Saved data entries:
========================================================================

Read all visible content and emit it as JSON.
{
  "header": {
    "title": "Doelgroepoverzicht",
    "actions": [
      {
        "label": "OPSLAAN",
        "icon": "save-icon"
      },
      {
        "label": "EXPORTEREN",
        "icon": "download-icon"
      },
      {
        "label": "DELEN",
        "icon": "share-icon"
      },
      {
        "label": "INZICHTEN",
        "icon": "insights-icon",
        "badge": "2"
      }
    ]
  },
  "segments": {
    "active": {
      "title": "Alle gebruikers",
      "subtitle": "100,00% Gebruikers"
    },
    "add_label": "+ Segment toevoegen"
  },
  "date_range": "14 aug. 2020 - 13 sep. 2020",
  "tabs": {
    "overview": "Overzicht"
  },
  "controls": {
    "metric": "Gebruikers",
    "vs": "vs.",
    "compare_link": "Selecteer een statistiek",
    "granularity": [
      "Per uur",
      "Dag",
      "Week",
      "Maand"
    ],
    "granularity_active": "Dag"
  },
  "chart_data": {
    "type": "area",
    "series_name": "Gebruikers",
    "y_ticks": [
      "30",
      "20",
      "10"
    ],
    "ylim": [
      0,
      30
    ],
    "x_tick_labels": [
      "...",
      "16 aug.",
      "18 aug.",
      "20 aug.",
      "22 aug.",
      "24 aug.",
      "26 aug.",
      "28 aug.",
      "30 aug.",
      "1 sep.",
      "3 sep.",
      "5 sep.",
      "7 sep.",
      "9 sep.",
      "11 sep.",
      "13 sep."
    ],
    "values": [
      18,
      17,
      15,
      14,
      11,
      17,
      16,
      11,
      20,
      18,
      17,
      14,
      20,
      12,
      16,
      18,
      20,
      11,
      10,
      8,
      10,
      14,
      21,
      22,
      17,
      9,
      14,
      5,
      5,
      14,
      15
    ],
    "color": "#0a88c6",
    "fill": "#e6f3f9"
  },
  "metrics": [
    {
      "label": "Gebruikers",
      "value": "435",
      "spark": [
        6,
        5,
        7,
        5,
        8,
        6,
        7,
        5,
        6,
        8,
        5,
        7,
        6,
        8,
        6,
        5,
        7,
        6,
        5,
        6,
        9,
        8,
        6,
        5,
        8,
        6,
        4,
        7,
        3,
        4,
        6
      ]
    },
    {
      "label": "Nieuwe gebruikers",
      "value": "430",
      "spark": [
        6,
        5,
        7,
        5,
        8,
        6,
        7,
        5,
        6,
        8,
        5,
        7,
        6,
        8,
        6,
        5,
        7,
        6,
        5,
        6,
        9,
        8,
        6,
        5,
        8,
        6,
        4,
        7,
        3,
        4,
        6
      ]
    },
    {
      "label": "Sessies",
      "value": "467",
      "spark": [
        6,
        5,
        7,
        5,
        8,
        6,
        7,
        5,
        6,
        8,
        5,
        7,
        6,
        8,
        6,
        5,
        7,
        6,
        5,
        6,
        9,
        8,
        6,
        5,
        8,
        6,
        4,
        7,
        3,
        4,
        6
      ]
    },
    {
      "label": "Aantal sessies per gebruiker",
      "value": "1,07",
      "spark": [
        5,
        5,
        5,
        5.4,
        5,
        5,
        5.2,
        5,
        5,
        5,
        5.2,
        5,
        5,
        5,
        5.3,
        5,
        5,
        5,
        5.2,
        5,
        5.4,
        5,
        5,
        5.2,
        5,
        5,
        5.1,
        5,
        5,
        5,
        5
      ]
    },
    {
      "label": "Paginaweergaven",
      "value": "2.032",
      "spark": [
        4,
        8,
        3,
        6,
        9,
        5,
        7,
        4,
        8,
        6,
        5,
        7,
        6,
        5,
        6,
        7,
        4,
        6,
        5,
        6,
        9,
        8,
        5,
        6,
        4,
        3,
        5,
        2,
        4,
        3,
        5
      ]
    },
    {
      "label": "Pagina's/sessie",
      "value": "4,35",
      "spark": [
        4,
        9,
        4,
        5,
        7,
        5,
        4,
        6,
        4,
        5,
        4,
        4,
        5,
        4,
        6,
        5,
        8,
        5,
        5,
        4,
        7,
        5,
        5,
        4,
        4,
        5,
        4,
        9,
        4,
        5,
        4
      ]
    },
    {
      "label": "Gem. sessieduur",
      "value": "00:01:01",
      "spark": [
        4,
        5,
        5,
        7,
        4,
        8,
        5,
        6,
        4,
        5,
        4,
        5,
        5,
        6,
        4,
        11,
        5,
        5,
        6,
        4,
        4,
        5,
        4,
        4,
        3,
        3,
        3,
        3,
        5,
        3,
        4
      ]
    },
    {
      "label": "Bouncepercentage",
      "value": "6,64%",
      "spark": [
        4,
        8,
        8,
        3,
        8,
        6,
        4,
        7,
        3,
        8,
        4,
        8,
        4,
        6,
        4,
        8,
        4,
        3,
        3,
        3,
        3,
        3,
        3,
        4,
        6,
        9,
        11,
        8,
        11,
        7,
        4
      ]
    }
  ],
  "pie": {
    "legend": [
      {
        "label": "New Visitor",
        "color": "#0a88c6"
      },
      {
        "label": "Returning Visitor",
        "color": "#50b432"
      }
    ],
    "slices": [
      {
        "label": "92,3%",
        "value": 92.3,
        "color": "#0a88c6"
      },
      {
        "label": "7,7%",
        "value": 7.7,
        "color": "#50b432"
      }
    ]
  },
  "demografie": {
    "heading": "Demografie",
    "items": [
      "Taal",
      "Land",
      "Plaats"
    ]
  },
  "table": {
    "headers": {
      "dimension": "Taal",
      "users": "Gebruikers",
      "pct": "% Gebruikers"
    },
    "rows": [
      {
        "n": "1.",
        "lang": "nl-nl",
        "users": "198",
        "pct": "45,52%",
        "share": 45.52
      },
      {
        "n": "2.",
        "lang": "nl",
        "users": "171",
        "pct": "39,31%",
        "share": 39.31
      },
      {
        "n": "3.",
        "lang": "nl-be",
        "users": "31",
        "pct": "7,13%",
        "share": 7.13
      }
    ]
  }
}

========================================================================

### Do this
Transcribe all of the material exactly. Omit nothing.

### Answer in full
Read all visible content and emit it as JSON.
{
  "header": {
    "title": "Doelgroepoverzicht",
    "actions": [
      {
        "label": "OPSLAAN",
        "icon": "save-icon"
      },
      {
        "label": "EXPORTEREN",
        "icon": "download-icon"
      },
      {
        "label": "DELEN",
        "icon": "share-icon"
      },
      {
        "label": "INZICHTEN",
        "icon": "insights-icon",
        "badge": "2"
      }
    ]
  },
  "segments": {
    "active": {
      "title": "Alle gebruikers",
      "subtitle": "100,00% Gebruikers"
    },
    "add_label": "+ Segment toevoegen"
  },
  "date_range": "14 aug. 2020 - 13 sep. 2020",
  "tabs": {
    "overview": "Overzicht"
  },
  "controls": {
    "metric": "Gebruikers",
    "vs": "vs.",
    "compare_link": "Selecteer een statistiek",
    "granularity": [
      "Per uur",
      "Dag",
      "Week",
      "Maand"
    ],
    "granularity_active": "Dag"
  },
  "chart_data": {
    "type": "area",
    "series_name": "Gebruikers",
    "y_ticks": [
      "30",
      "20",
      "10"
    ],
    "ylim": [
      0,
      30
    ],
    "x_tick_labels": [
      "...",
      "16 aug.",
      "18 aug.",
      "20 aug.",
      "22 aug.",
      "24 aug.",
      "26 aug.",
      "28 aug.",
      "30 aug.",
      "1 sep.",
      "3 sep.",
      "5 sep.",
      "7 sep.",
      "9 sep.",
      "11 sep.",
      "13 sep."
    ],
    "values": [
      18,
      17,
      15,
      14,
      11,
      17,
      16,
      11,
      20,
      18,
      17,
      14,
      20,
      12,
      16,
      18,
      20,
      11,
      10,
      8,
      10,
      14,
      21,
      22,
      17,
      9,
      14,
      5,
      5,
      14,
      15
    ],
    "color": "#0a88c6",
    "fill": "#e6f3f9"
  },
  "metrics": [
    {
      "label": "Gebruikers",
      "value": "435",
      "spark": [
        6,
        5,
        7,
        5,
        8,
        6,
        7,
        5,
        6,
        8,
        5,
        7,
        6,
        8,
        6,
        5,
        7,
        6,
        5,
        6,
        9,
        8,
        6,
        5,
        8,
        6,
        4,
        7,
        3,
        4,
        6
      ]
    },
    {
      "label": "Nieuwe gebruikers",
      "value": "430",
      "spark": [
        6,
        5,
        7,
        5,
        8,
        6,
        7,
        5,
        6,
        8,
        5,
        7,
        6,
        8,
        6,
        5,
        7,
        6,
        5,
        6,
        9,
        8,
        6,
        5,
        8,
        6,
        4,
        7,
        3,
        4,
        6
      ]
    },
    {
      "label": "Sessies",
      "value": "467",
      "spark": [
        6,
        5,
        7,
        5,
        8,
        6,
        7,
        5,
        6,
        8,
        5,
        7,
        6,
        8,
        6,
        5,
        7,
        6,
        5,
        6,
        9,
        8,
        6,
        5,
        8,
        6,
        4,
        7,
        3,
        4,
        6
      ]
    },
    {
      "label": "Aantal sessies per gebruiker",
      "value": "1,07",
      "spark": [
        5,
        5,
        5,
        5.4,
        5,
        5,
        5.2,
        5,
        5,
        5,
        5.2,
        5,
        5,
        5,
        5.3,
        5,
        5,
        5,
        5.2,
        5,
        5.4,
        5,
        5,
        5.2,
        5,
        5,
        5.1,
        5,
        5,
        5,
        5
      ]
    },
    {
      "label": "Paginaweergaven",
      "value": "2.032",
      "spark": [
        4,
        8,
        3,
        6,
        9,
        5,
        7,
        4,
        8,
        6,
        5,
        7,
        6,
        5,
        6,
        7,
        4,
        6,
        5,
        6,
        9,
        8,
        5,
        6,
        4,
        3,
        5,
        2,
        4,
        3,
        5
      ]
    },
    {
      "label": "Pagina's/sessie",
      "value": "4,35",
      "spark": [
        4,
        9,
        4,
        5,
        7,
        5,
        4,
        6,
        4,
        5,
        4,
        4,
        5,
        4,
        6,
        5,
        8,
        5,
        5,
        4,
        7,
        5,
        5,
        4,
        4,
        5,
        4,
        9,
        4,
        5,
        4
      ]
    },
    {
      "label": "Gem. sessieduur",
      "value": "00:01:01",
      "spark": [
        4,
        5,
        5,
        7,
        4,
        8,
        5,
        6,
        4,
        5,
        4,
        5,
        5,
        6,
        4,
        11,
        5,
        5,
        6,
        4,
        4,
        5,
        4,
        4,
        3,
        3,
        3,
        3,
        5,
        3,
        4
      ]
    },
    {
      "label": "Bouncepercentage",
      "value": "6,64%",
      "spark": [
        4,
        8,
        8,
        3,
        8,
        6,
        4,
        7,
        3,
        8,
        4,
        8,
        4,
        6,
        4,
        8,
        4,
        3,
        3,
        3,
        3,
        3,
        3,
        4,
        6,
        9,
        11,
        8,
        11,
        7,
        4
      ]
    }
  ],
  "pie": {
    "legend": [
      {
        "label": "New Visitor",
        "color": "#0a88c6"
      },
      {
        "label": "Returning Visitor",
        "color": "#50b432"
      }
    ],
    "slices": [
      {
        "label": "92,3%",
        "value": 92.3,
        "color": "#0a88c6"
      },
      {
        "label": "7,7%",
        "value": 7.7,
        "color": "#50b432"
      }
    ]
  },
  "demografie": {
    "heading": "Demografie",
    "items": [
      "Taal",
      "Land",
      "Plaats"
    ]
  },
  "table": {
    "headers": {
      "dimension": "Taal",
      "users": "Gebruikers",
      "pct": "% Gebruikers"
    },
    "rows": [
      {
        "n": "1.",
        "lang": "nl-nl",
        "users": "198",
        "pct": "45,52%",
        "share": 45.52
      },
      {
        "n": "2.",
        "lang": "nl",
        "users": "171",
        "pct": "39,31%",
        "share": 39.31
      },
      {
        "n": "3.",
        "lang": "nl-be",
        "users": "31",
        "pct": "7,13%",
        "share": 7.13
      }
    ]
  }
}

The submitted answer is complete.